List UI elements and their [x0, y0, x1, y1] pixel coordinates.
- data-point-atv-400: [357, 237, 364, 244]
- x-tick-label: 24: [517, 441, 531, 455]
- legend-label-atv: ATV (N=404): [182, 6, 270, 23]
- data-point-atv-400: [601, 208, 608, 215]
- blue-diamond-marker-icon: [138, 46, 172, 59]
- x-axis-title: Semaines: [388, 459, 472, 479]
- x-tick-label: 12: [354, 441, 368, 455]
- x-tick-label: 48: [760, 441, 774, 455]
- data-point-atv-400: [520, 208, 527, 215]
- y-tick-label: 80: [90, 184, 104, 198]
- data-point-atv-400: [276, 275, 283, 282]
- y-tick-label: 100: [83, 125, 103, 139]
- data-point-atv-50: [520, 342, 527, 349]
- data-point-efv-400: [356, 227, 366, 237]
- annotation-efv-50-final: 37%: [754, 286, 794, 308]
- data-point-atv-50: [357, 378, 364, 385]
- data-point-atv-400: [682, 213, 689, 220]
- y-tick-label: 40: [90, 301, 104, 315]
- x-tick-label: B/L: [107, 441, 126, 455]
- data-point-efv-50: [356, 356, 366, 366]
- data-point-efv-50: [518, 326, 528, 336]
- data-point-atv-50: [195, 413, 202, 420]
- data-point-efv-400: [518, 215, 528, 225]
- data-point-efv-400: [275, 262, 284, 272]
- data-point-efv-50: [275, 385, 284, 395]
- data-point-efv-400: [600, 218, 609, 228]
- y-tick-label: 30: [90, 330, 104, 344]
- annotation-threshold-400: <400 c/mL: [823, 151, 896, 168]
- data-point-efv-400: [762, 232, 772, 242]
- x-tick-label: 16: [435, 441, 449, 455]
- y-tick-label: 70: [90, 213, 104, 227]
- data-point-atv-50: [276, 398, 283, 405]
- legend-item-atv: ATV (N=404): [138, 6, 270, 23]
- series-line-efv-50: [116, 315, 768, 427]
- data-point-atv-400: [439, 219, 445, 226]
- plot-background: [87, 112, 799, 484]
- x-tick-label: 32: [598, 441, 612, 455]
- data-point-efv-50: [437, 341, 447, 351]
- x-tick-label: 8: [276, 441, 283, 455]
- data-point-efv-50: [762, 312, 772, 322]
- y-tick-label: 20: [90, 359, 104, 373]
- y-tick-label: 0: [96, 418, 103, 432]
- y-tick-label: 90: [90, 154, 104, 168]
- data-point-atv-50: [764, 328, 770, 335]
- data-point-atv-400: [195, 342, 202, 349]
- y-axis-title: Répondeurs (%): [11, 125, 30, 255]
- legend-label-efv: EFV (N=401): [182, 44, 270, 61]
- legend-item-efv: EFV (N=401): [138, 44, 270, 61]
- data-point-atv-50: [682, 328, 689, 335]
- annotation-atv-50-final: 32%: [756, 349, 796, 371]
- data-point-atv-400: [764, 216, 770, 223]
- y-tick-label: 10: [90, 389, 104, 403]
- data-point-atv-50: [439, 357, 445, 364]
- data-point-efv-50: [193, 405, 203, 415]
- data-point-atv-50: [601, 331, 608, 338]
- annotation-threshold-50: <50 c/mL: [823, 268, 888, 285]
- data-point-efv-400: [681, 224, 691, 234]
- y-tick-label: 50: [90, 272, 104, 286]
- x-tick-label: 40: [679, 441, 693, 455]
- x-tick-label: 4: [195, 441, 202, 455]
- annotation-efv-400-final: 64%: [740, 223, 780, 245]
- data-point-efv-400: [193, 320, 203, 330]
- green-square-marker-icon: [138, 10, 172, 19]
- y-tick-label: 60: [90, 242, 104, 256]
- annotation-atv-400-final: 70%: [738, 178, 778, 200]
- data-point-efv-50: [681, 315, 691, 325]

● ● ●

■ PROMPT ■
Can you retype every line of the data above without changing anything?

■ IN RESPONSE ■
List UI elements and their [x0, y0, x1, y1] pixel coordinates.
- data-point-atv-400: [357, 237, 364, 244]
- x-tick-label: 24: [517, 441, 531, 455]
- legend-label-atv: ATV (N=404): [182, 6, 270, 23]
- data-point-atv-400: [601, 208, 608, 215]
- blue-diamond-marker-icon: [138, 46, 172, 59]
- x-axis-title: Semaines: [388, 459, 472, 479]
- x-tick-label: 12: [354, 441, 368, 455]
- x-tick-label: 48: [760, 441, 774, 455]
- data-point-atv-400: [520, 208, 527, 215]
- y-tick-label: 80: [90, 184, 104, 198]
- data-point-atv-400: [276, 275, 283, 282]
- y-tick-label: 100: [83, 125, 103, 139]
- data-point-atv-50: [520, 342, 527, 349]
- data-point-efv-400: [356, 227, 366, 237]
- annotation-efv-50-final: 37%: [754, 286, 794, 308]
- data-point-atv-50: [357, 378, 364, 385]
- data-point-atv-400: [682, 213, 689, 220]
- y-tick-label: 40: [90, 301, 104, 315]
- x-tick-label: B/L: [107, 441, 126, 455]
- data-point-efv-50: [356, 356, 366, 366]
- data-point-efv-50: [518, 326, 528, 336]
- data-point-atv-50: [195, 413, 202, 420]
- data-point-efv-400: [518, 215, 528, 225]
- data-point-efv-400: [275, 262, 284, 272]
- data-point-efv-50: [275, 385, 284, 395]
- data-point-efv-400: [600, 218, 609, 228]
- y-tick-label: 30: [90, 330, 104, 344]
- annotation-threshold-400: <400 c/mL: [823, 151, 896, 168]
- data-point-efv-400: [762, 232, 772, 242]
- x-tick-label: 16: [435, 441, 449, 455]
- y-tick-label: 70: [90, 213, 104, 227]
- data-point-atv-50: [276, 398, 283, 405]
- legend-item-atv: ATV (N=404): [138, 6, 270, 23]
- series-line-efv-50: [116, 315, 768, 427]
- data-point-atv-400: [439, 219, 445, 226]
- plot-background: [87, 112, 799, 484]
- x-tick-label: 32: [598, 441, 612, 455]
- data-point-efv-50: [437, 341, 447, 351]
- x-tick-label: 8: [276, 441, 283, 455]
- data-point-efv-50: [762, 312, 772, 322]
- y-tick-label: 20: [90, 359, 104, 373]
- y-tick-label: 0: [96, 418, 103, 432]
- y-tick-label: 90: [90, 154, 104, 168]
- data-point-atv-50: [764, 328, 770, 335]
- data-point-atv-400: [195, 342, 202, 349]
- y-axis-title: Répondeurs (%): [11, 125, 30, 255]
- legend-label-efv: EFV (N=401): [182, 44, 270, 61]
- legend-item-efv: EFV (N=401): [138, 44, 270, 61]
- data-point-atv-50: [682, 328, 689, 335]
- annotation-atv-50-final: 32%: [756, 349, 796, 371]
- data-point-atv-400: [764, 216, 770, 223]
- y-tick-label: 10: [90, 389, 104, 403]
- data-point-atv-50: [439, 357, 445, 364]
- data-point-efv-50: [193, 405, 203, 415]
- data-point-atv-50: [601, 331, 608, 338]
- annotation-threshold-50: <50 c/mL: [823, 268, 888, 285]
- data-point-efv-400: [681, 224, 691, 234]
- y-tick-label: 50: [90, 272, 104, 286]
- x-tick-label: 40: [679, 441, 693, 455]
- x-tick-label: 4: [195, 441, 202, 455]
- annotation-efv-400-final: 64%: [740, 223, 780, 245]
- data-point-efv-400: [193, 320, 203, 330]
- green-square-marker-icon: [138, 10, 172, 19]
- y-tick-label: 60: [90, 242, 104, 256]
- annotation-atv-400-final: 70%: [738, 178, 778, 200]
- data-point-efv-50: [681, 315, 691, 325]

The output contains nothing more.